▶ AIM OF THE EXERCISE
Each line of the listing must be transcribed exactly, except for the images, which should be excluded.

▶ RECORDED DATA

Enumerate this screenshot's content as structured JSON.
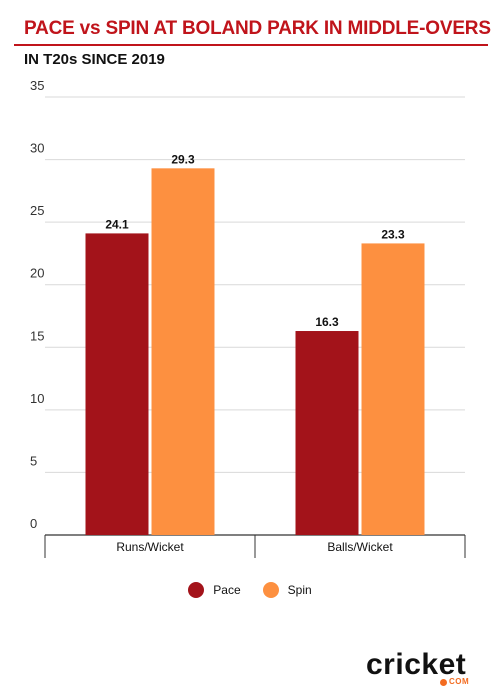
{
  "title": "PACE vs SPIN AT BOLAND PARK IN MIDDLE-OVERS",
  "subtitle": "IN T20s SINCE 2019",
  "colors": {
    "title": "#c0141b",
    "pace": "#a3131a",
    "spin": "#fd9040",
    "brand_accent": "#f36c21"
  },
  "logo": {
    "text": "cricket",
    "sub": "COM"
  },
  "chart_data": {
    "type": "bar",
    "title": "PACE vs SPIN AT BOLAND PARK IN MIDDLE-OVERS",
    "subtitle": "IN T20s SINCE 2019",
    "categories": [
      "Runs/Wicket",
      "Balls/Wicket"
    ],
    "series": [
      {
        "name": "Pace",
        "values": [
          24.1,
          16.3
        ],
        "color": "#a3131a"
      },
      {
        "name": "Spin",
        "values": [
          29.3,
          23.3
        ],
        "color": "#fd9040"
      }
    ],
    "y_ticks": [
      0,
      5,
      10,
      15,
      20,
      25,
      30,
      35
    ],
    "ylim": [
      0,
      35
    ],
    "xlabel": "",
    "ylabel": "",
    "grid": true,
    "legend": "bottom-center",
    "data_labels": true
  }
}
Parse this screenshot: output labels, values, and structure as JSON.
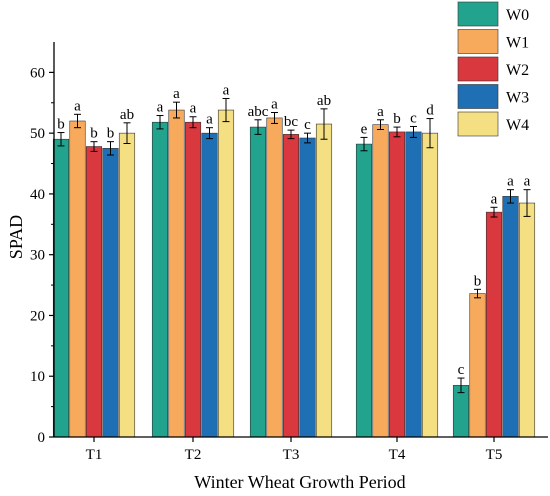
{
  "chart_data": {
    "type": "bar",
    "title": "",
    "xlabel": "Winter Wheat Growth Period",
    "ylabel": "SPAD",
    "ylim": [
      0,
      65
    ],
    "yticks": [
      0,
      10,
      20,
      30,
      40,
      50,
      60
    ],
    "categories": [
      "T1",
      "T2",
      "T3",
      "T4",
      "T5"
    ],
    "legend_position": "top-right",
    "series": [
      {
        "name": "W0",
        "color": "#22a38e",
        "values": [
          49.0,
          51.8,
          51.0,
          48.2,
          8.5
        ],
        "errors": [
          1.1,
          1.1,
          1.2,
          1.1,
          1.2
        ],
        "letters": [
          "b",
          "a",
          "abc",
          "e",
          "c"
        ]
      },
      {
        "name": "W1",
        "color": "#f7a95c",
        "values": [
          52.0,
          53.8,
          52.5,
          51.4,
          23.6
        ],
        "errors": [
          1.1,
          1.3,
          0.9,
          0.8,
          0.7
        ],
        "letters": [
          "a",
          "a",
          "a",
          "a",
          "b"
        ]
      },
      {
        "name": "W2",
        "color": "#d9383f",
        "values": [
          47.8,
          51.8,
          49.8,
          50.2,
          37.0
        ],
        "errors": [
          0.8,
          0.9,
          0.7,
          0.8,
          0.8
        ],
        "letters": [
          "b",
          "a",
          "bc",
          "b",
          "a"
        ]
      },
      {
        "name": "W3",
        "color": "#1f6fb4",
        "values": [
          47.5,
          50.0,
          49.2,
          50.2,
          39.6
        ],
        "errors": [
          1.1,
          0.9,
          0.8,
          0.9,
          1.1
        ],
        "letters": [
          "b",
          "a",
          "c",
          "c",
          "a"
        ]
      },
      {
        "name": "W4",
        "color": "#f4df82",
        "values": [
          50.0,
          53.8,
          51.5,
          50.0,
          38.5
        ],
        "errors": [
          1.7,
          1.9,
          2.5,
          2.4,
          2.2
        ],
        "letters": [
          "ab",
          "a",
          "ab",
          "d",
          "a"
        ]
      }
    ]
  }
}
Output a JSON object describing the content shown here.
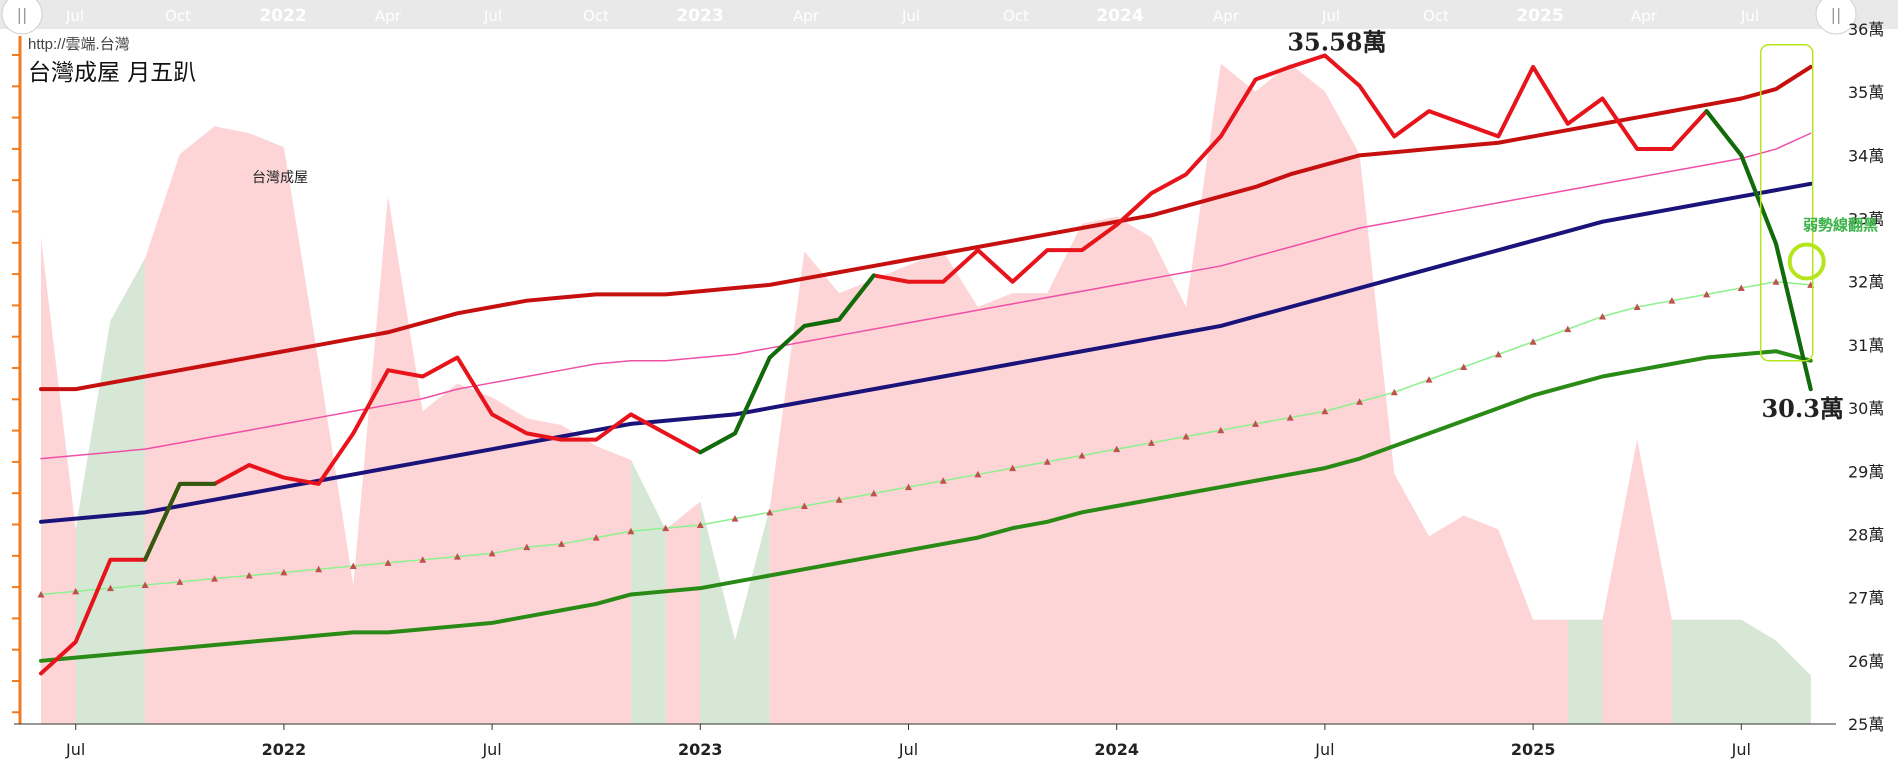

▶ TASK RESULT
Enumerate this screenshot's content as structured JSON.
{
  "title": "PACE vs SPIN AT BOLAND PARK IN MIDDLE-OVERS",
  "subtitle": "IN T20s SINCE 2019",
  "colors": {
    "title": "#c0141b",
    "pace": "#a3131a",
    "spin": "#fd9040",
    "brand_accent": "#f36c21"
  },
  "logo": {
    "text": "cricket",
    "sub": "COM"
  },
  "chart_data": {
    "type": "bar",
    "title": "PACE vs SPIN AT BOLAND PARK IN MIDDLE-OVERS",
    "subtitle": "IN T20s SINCE 2019",
    "categories": [
      "Runs/Wicket",
      "Balls/Wicket"
    ],
    "series": [
      {
        "name": "Pace",
        "values": [
          24.1,
          16.3
        ],
        "color": "#a3131a"
      },
      {
        "name": "Spin",
        "values": [
          29.3,
          23.3
        ],
        "color": "#fd9040"
      }
    ],
    "y_ticks": [
      0,
      5,
      10,
      15,
      20,
      25,
      30,
      35
    ],
    "ylim": [
      0,
      35
    ],
    "xlabel": "",
    "ylabel": "",
    "grid": true,
    "legend": "bottom-center",
    "data_labels": true
  }
}
Parse this screenshot: output labels, values, and structure as JSON.
{
  "chart_data": {
    "type": "bar",
    "title": "",
    "xlabel": "Winter Wheat Growth Period",
    "ylabel": "SPAD",
    "ylim": [
      0,
      65
    ],
    "yticks": [
      0,
      10,
      20,
      30,
      40,
      50,
      60
    ],
    "categories": [
      "T1",
      "T2",
      "T3",
      "T4",
      "T5"
    ],
    "legend_position": "top-right",
    "series": [
      {
        "name": "W0",
        "color": "#22a38e",
        "values": [
          49.0,
          51.8,
          51.0,
          48.2,
          8.5
        ],
        "errors": [
          1.1,
          1.1,
          1.2,
          1.1,
          1.2
        ],
        "letters": [
          "b",
          "a",
          "abc",
          "e",
          "c"
        ]
      },
      {
        "name": "W1",
        "color": "#f7a95c",
        "values": [
          52.0,
          53.8,
          52.5,
          51.4,
          23.6
        ],
        "errors": [
          1.1,
          1.3,
          0.9,
          0.8,
          0.7
        ],
        "letters": [
          "a",
          "a",
          "a",
          "a",
          "b"
        ]
      },
      {
        "name": "W2",
        "color": "#d9383f",
        "values": [
          47.8,
          51.8,
          49.8,
          50.2,
          37.0
        ],
        "errors": [
          0.8,
          0.9,
          0.7,
          0.8,
          0.8
        ],
        "letters": [
          "b",
          "a",
          "bc",
          "b",
          "a"
        ]
      },
      {
        "name": "W3",
        "color": "#1f6fb4",
        "values": [
          47.5,
          50.0,
          49.2,
          50.2,
          39.6
        ],
        "errors": [
          1.1,
          0.9,
          0.8,
          0.9,
          1.1
        ],
        "letters": [
          "b",
          "a",
          "c",
          "c",
          "a"
        ]
      },
      {
        "name": "W4",
        "color": "#f4df82",
        "values": [
          50.0,
          53.8,
          51.5,
          50.0,
          38.5
        ],
        "errors": [
          1.7,
          1.9,
          2.5,
          2.4,
          2.2
        ],
        "letters": [
          "ab",
          "a",
          "ab",
          "d",
          "a"
        ]
      }
    ]
  }
}
Output a JSON object describing the content shown here.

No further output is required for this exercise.